• **Exercise details**:
Retype the full set of records. Keep every character identical.

++++++++++

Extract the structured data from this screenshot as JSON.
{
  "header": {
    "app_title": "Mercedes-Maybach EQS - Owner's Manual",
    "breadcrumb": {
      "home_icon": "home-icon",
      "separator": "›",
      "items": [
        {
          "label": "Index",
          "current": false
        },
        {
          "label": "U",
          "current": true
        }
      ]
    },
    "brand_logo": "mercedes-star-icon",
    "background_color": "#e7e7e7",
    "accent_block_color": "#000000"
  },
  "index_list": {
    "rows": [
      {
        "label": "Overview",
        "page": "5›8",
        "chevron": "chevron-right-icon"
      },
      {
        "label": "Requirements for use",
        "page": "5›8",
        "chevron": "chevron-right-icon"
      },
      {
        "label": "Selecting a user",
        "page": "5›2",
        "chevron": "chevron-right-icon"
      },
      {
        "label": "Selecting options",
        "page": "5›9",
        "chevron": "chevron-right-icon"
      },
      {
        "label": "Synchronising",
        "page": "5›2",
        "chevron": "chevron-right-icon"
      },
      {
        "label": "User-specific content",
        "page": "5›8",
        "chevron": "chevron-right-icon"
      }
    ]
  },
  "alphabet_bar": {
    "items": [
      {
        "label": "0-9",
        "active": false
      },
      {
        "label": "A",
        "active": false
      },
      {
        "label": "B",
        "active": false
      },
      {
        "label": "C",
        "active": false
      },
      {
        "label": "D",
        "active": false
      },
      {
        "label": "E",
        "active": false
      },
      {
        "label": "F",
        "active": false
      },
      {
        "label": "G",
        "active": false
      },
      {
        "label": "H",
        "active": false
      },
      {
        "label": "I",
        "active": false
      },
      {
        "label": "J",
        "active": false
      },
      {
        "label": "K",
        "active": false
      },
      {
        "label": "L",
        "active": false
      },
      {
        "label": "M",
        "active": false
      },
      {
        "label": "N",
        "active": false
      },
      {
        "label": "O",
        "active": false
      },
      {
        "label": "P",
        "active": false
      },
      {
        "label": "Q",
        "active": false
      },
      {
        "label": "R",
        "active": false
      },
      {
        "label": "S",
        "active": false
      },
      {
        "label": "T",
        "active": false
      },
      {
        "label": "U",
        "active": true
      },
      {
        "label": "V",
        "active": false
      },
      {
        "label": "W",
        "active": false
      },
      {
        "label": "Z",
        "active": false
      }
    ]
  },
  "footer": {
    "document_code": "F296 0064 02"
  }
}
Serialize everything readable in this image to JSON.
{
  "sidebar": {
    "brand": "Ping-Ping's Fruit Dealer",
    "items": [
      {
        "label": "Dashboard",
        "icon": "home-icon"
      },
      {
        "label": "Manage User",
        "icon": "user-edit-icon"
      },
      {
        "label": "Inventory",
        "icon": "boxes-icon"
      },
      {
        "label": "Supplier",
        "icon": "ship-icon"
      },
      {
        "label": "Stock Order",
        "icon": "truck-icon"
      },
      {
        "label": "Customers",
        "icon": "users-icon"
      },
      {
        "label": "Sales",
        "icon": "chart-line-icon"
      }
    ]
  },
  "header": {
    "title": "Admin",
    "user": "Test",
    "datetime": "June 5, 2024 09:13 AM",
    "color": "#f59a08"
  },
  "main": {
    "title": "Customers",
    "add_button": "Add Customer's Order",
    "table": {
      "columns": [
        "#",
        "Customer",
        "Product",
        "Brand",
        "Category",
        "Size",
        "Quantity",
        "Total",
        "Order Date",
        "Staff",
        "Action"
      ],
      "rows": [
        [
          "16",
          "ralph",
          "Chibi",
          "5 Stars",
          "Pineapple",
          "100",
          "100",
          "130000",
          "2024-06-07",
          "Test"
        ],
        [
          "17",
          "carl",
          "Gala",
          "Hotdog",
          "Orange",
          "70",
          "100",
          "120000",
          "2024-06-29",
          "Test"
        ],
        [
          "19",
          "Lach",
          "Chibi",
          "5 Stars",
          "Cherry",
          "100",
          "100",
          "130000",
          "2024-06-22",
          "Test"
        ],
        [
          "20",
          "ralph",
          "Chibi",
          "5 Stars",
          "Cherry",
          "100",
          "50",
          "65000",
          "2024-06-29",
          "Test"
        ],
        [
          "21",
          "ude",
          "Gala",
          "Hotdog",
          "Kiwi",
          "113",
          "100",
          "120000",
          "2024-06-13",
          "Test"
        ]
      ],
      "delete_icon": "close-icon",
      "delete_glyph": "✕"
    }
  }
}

++++++++++

• **Task solution**:
Extract the structured data from this screenshot as JSON.
{
  "header": {
    "app_title": "Mercedes-Maybach EQS - Owner's Manual",
    "breadcrumb": {
      "home_icon": "home-icon",
      "separator": "›",
      "items": [
        {
          "label": "Index",
          "current": false
        },
        {
          "label": "U",
          "current": true
        }
      ]
    },
    "brand_logo": "mercedes-star-icon",
    "background_color": "#e7e7e7",
    "accent_block_color": "#000000"
  },
  "index_list": {
    "rows": [
      {
        "label": "Overview",
        "page": "5›8",
        "chevron": "chevron-right-icon"
      },
      {
        "label": "Requirements for use",
        "page": "5›8",
        "chevron": "chevron-right-icon"
      },
      {
        "label": "Selecting a user",
        "page": "5›2",
        "chevron": "chevron-right-icon"
      },
      {
        "label": "Selecting options",
        "page": "5›9",
        "chevron": "chevron-right-icon"
      },
      {
        "label": "Synchronising",
        "page": "5›2",
        "chevron": "chevron-right-icon"
      },
      {
        "label": "User-specific content",
        "page": "5›8",
        "chevron": "chevron-right-icon"
      }
    ]
  },
  "alphabet_bar": {
    "items": [
      {
        "label": "0-9",
        "active": false
      },
      {
        "label": "A",
        "active": false
      },
      {
        "label": "B",
        "active": false
      },
      {
        "label": "C",
        "active": false
      },
      {
        "label": "D",
        "active": false
      },
      {
        "label": "E",
        "active": false
      },
      {
        "label": "F",
        "active": false
      },
      {
        "label": "G",
        "active": false
      },
      {
        "label": "H",
        "active": false
      },
      {
        "label": "I",
        "active": false
      },
      {
        "label": "J",
        "active": false
      },
      {
        "label": "K",
        "active": false
      },
      {
        "label": "L",
        "active": false
      },
      {
        "label": "M",
        "active": false
      },
      {
        "label": "N",
        "active": false
      },
      {
        "label": "O",
        "active": false
      },
      {
        "label": "P",
        "active": false
      },
      {
        "label": "Q",
        "active": false
      },
      {
        "label": "R",
        "active": false
      },
      {
        "label": "S",
        "active": false
      },
      {
        "label": "T",
        "active": false
      },
      {
        "label": "U",
        "active": true
      },
      {
        "label": "V",
        "active": false
      },
      {
        "label": "W",
        "active": false
      },
      {
        "label": "Z",
        "active": false
      }
    ]
  },
  "footer": {
    "document_code": "F296 0064 02"
  }
}
Serialize everything readable in this image to JSON.
{
  "sidebar": {
    "brand": "Ping-Ping's Fruit Dealer",
    "items": [
      {
        "label": "Dashboard",
        "icon": "home-icon"
      },
      {
        "label": "Manage User",
        "icon": "user-edit-icon"
      },
      {
        "label": "Inventory",
        "icon": "boxes-icon"
      },
      {
        "label": "Supplier",
        "icon": "ship-icon"
      },
      {
        "label": "Stock Order",
        "icon": "truck-icon"
      },
      {
        "label": "Customers",
        "icon": "users-icon"
      },
      {
        "label": "Sales",
        "icon": "chart-line-icon"
      }
    ]
  },
  "header": {
    "title": "Admin",
    "user": "Test",
    "datetime": "June 5, 2024 09:13 AM",
    "color": "#f59a08"
  },
  "main": {
    "title": "Customers",
    "add_button": "Add Customer's Order",
    "table": {
      "columns": [
        "#",
        "Customer",
        "Product",
        "Brand",
        "Category",
        "Size",
        "Quantity",
        "Total",
        "Order Date",
        "Staff",
        "Action"
      ],
      "rows": [
        [
          "16",
          "ralph",
          "Chibi",
          "5 Stars",
          "Pineapple",
          "100",
          "100",
          "130000",
          "2024-06-07",
          "Test"
        ],
        [
          "17",
          "carl",
          "Gala",
          "Hotdog",
          "Orange",
          "70",
          "100",
          "120000",
          "2024-06-29",
          "Test"
        ],
        [
          "19",
          "Lach",
          "Chibi",
          "5 Stars",
          "Cherry",
          "100",
          "100",
          "130000",
          "2024-06-22",
          "Test"
        ],
        [
          "20",
          "ralph",
          "Chibi",
          "5 Stars",
          "Cherry",
          "100",
          "50",
          "65000",
          "2024-06-29",
          "Test"
        ],
        [
          "21",
          "ude",
          "Gala",
          "Hotdog",
          "Kiwi",
          "113",
          "100",
          "120000",
          "2024-06-13",
          "Test"
        ]
      ],
      "delete_icon": "close-icon",
      "delete_glyph": "✕"
    }
  }
}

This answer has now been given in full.